Work instruction:
How many lines of the listing below hold the word "this"? Answer with the number alone.

Data for the task:
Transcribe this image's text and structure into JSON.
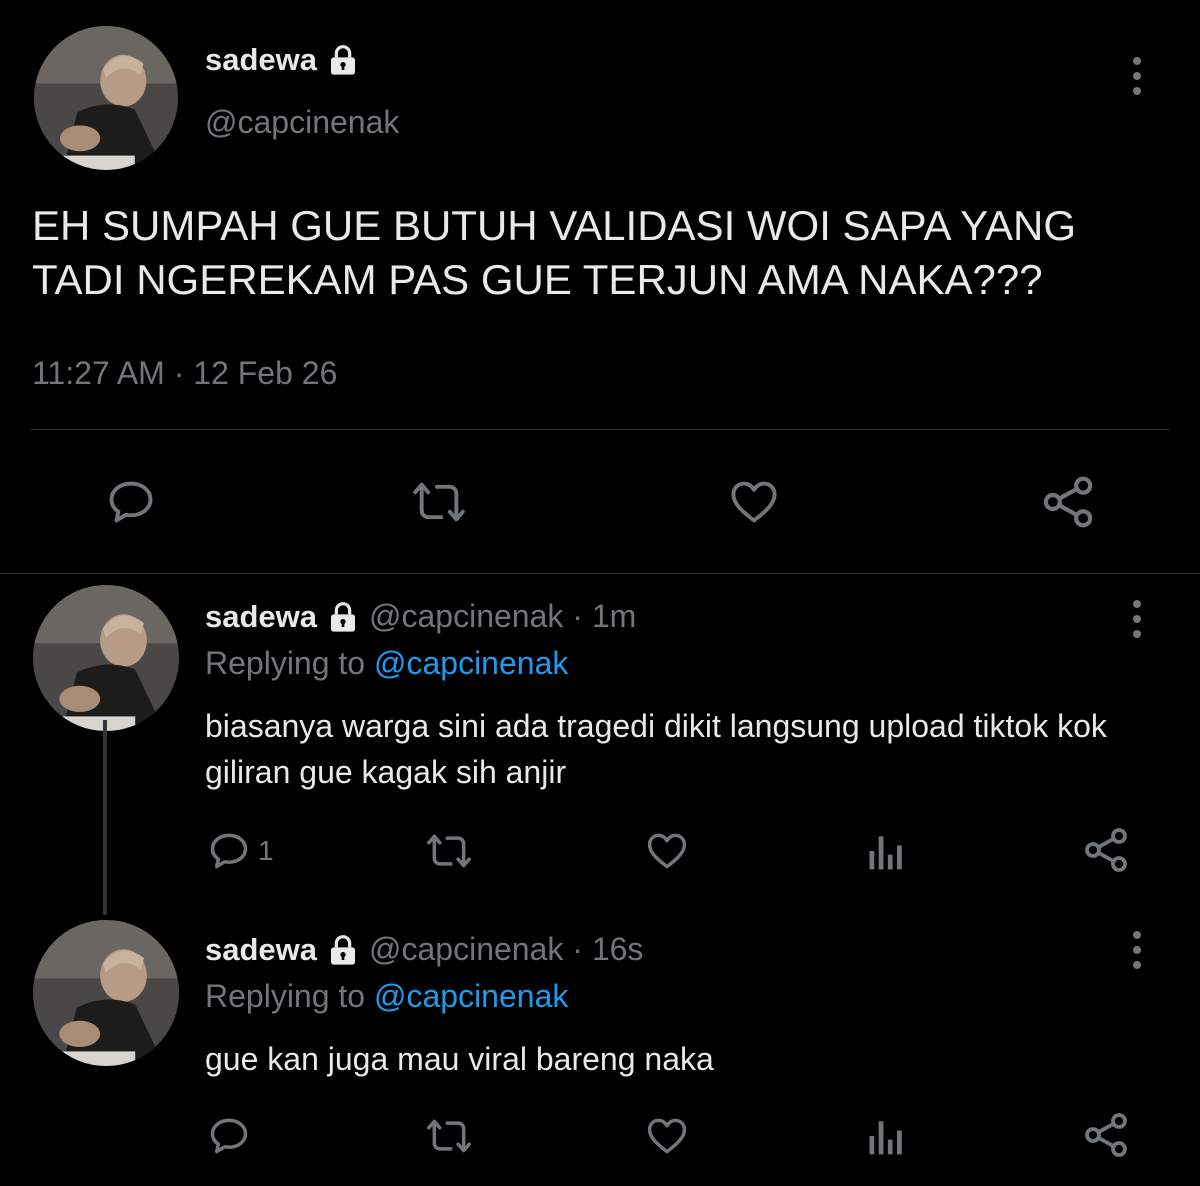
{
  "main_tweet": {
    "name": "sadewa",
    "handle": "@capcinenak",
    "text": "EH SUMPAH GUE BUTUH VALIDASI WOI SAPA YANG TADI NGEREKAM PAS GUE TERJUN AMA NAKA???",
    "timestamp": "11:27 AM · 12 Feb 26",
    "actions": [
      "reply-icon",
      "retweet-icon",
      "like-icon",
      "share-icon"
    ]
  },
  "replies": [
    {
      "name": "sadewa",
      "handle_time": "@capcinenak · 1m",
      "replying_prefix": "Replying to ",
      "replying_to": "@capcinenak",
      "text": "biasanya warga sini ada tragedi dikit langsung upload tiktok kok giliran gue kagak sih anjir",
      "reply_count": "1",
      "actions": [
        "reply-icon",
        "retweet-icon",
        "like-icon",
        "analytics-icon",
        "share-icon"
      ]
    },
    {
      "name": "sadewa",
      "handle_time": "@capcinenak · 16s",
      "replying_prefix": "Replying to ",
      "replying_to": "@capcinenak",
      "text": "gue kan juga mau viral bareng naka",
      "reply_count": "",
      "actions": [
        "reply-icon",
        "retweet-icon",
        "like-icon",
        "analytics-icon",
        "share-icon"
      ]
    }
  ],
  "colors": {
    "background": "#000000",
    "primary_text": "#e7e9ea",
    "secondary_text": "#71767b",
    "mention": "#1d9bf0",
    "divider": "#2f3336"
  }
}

--

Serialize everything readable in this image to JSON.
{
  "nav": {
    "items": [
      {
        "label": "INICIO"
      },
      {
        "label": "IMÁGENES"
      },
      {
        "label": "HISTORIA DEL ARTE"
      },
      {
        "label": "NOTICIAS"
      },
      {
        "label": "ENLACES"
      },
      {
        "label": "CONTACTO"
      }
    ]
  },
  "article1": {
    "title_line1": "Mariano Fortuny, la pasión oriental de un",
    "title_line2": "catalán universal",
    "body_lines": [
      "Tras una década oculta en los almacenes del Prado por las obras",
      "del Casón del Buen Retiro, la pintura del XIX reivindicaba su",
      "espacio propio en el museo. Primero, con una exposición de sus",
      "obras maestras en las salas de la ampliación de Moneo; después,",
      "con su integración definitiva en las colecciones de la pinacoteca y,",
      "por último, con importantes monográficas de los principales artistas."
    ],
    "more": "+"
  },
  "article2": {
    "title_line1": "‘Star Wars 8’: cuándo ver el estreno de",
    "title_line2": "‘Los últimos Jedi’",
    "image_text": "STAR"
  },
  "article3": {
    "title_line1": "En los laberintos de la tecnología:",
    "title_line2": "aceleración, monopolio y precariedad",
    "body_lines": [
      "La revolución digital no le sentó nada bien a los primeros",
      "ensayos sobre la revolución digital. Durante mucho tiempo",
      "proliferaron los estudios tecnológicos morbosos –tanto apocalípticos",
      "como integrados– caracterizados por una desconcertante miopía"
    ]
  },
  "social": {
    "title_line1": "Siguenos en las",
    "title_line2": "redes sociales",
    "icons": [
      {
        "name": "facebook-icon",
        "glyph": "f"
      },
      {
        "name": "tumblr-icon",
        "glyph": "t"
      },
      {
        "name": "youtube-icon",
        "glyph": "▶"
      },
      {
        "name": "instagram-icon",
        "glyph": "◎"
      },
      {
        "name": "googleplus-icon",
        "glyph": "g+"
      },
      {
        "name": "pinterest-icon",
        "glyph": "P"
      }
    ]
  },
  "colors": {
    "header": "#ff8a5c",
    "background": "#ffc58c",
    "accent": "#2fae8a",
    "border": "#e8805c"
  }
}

Reply:
2